── GIVEN DATA

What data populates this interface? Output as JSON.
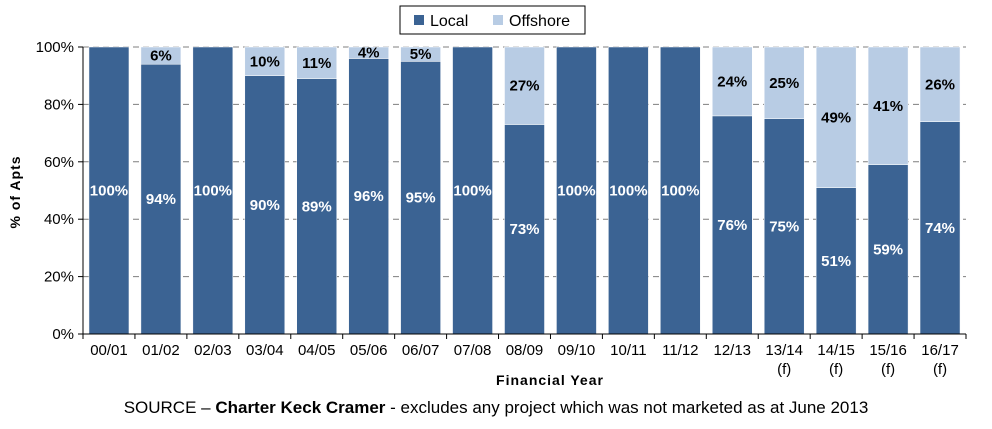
{
  "chart_data": {
    "type": "bar",
    "stacked": true,
    "categories": [
      "00/01",
      "01/02",
      "02/03",
      "03/04",
      "04/05",
      "05/06",
      "06/07",
      "07/08",
      "08/09",
      "09/10",
      "10/11",
      "11/12",
      "12/13",
      "13/14",
      "14/15",
      "15/16",
      "16/17"
    ],
    "category_sublabels": [
      "",
      "",
      "",
      "",
      "",
      "",
      "",
      "",
      "",
      "",
      "",
      "",
      "",
      "(f)",
      "(f)",
      "(f)",
      "(f)"
    ],
    "series": [
      {
        "name": "Local",
        "color": "#3b6393",
        "values": [
          100,
          94,
          100,
          90,
          89,
          96,
          95,
          100,
          73,
          100,
          100,
          100,
          76,
          75,
          51,
          59,
          74
        ],
        "labels": [
          "100%",
          "94%",
          "100%",
          "90%",
          "89%",
          "96%",
          "95%",
          "100%",
          "73%",
          "100%",
          "100%",
          "100%",
          "76%",
          "75%",
          "51%",
          "59%",
          "74%"
        ]
      },
      {
        "name": "Offshore",
        "color": "#b8cce4",
        "values": [
          0,
          6,
          0,
          10,
          11,
          4,
          5,
          0,
          27,
          0,
          0,
          0,
          24,
          25,
          49,
          41,
          26
        ],
        "labels": [
          "",
          "6%",
          "",
          "10%",
          "11%",
          "4%",
          "5%",
          "",
          "27%",
          "",
          "",
          "",
          "24%",
          "25%",
          "49%",
          "41%",
          "26%"
        ]
      }
    ],
    "xlabel": "Financial Year",
    "ylabel": "% of Apts",
    "ylim": [
      0,
      100
    ],
    "yticks": [
      "0%",
      "20%",
      "40%",
      "60%",
      "80%",
      "100%"
    ],
    "grid": "horizontal dashed",
    "legend": "top-center"
  },
  "source": {
    "prefix": "SOURCE – ",
    "bold": "Charter Keck Cramer",
    "suffix": " - excludes any project which was not marketed as at June 2013"
  }
}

────

*YOUR OBJECTIVE*: Your task is to repeat the material above exactly, without its pictures.

*IN RESPONSE*:
What data populates this interface? Output as JSON.
{
  "chart_data": {
    "type": "bar",
    "stacked": true,
    "categories": [
      "00/01",
      "01/02",
      "02/03",
      "03/04",
      "04/05",
      "05/06",
      "06/07",
      "07/08",
      "08/09",
      "09/10",
      "10/11",
      "11/12",
      "12/13",
      "13/14",
      "14/15",
      "15/16",
      "16/17"
    ],
    "category_sublabels": [
      "",
      "",
      "",
      "",
      "",
      "",
      "",
      "",
      "",
      "",
      "",
      "",
      "",
      "(f)",
      "(f)",
      "(f)",
      "(f)"
    ],
    "series": [
      {
        "name": "Local",
        "color": "#3b6393",
        "values": [
          100,
          94,
          100,
          90,
          89,
          96,
          95,
          100,
          73,
          100,
          100,
          100,
          76,
          75,
          51,
          59,
          74
        ],
        "labels": [
          "100%",
          "94%",
          "100%",
          "90%",
          "89%",
          "96%",
          "95%",
          "100%",
          "73%",
          "100%",
          "100%",
          "100%",
          "76%",
          "75%",
          "51%",
          "59%",
          "74%"
        ]
      },
      {
        "name": "Offshore",
        "color": "#b8cce4",
        "values": [
          0,
          6,
          0,
          10,
          11,
          4,
          5,
          0,
          27,
          0,
          0,
          0,
          24,
          25,
          49,
          41,
          26
        ],
        "labels": [
          "",
          "6%",
          "",
          "10%",
          "11%",
          "4%",
          "5%",
          "",
          "27%",
          "",
          "",
          "",
          "24%",
          "25%",
          "49%",
          "41%",
          "26%"
        ]
      }
    ],
    "xlabel": "Financial Year",
    "ylabel": "% of Apts",
    "ylim": [
      0,
      100
    ],
    "yticks": [
      "0%",
      "20%",
      "40%",
      "60%",
      "80%",
      "100%"
    ],
    "grid": "horizontal dashed",
    "legend": "top-center"
  },
  "source": {
    "prefix": "SOURCE – ",
    "bold": "Charter Keck Cramer",
    "suffix": " - excludes any project which was not marketed as at June 2013"
  }
}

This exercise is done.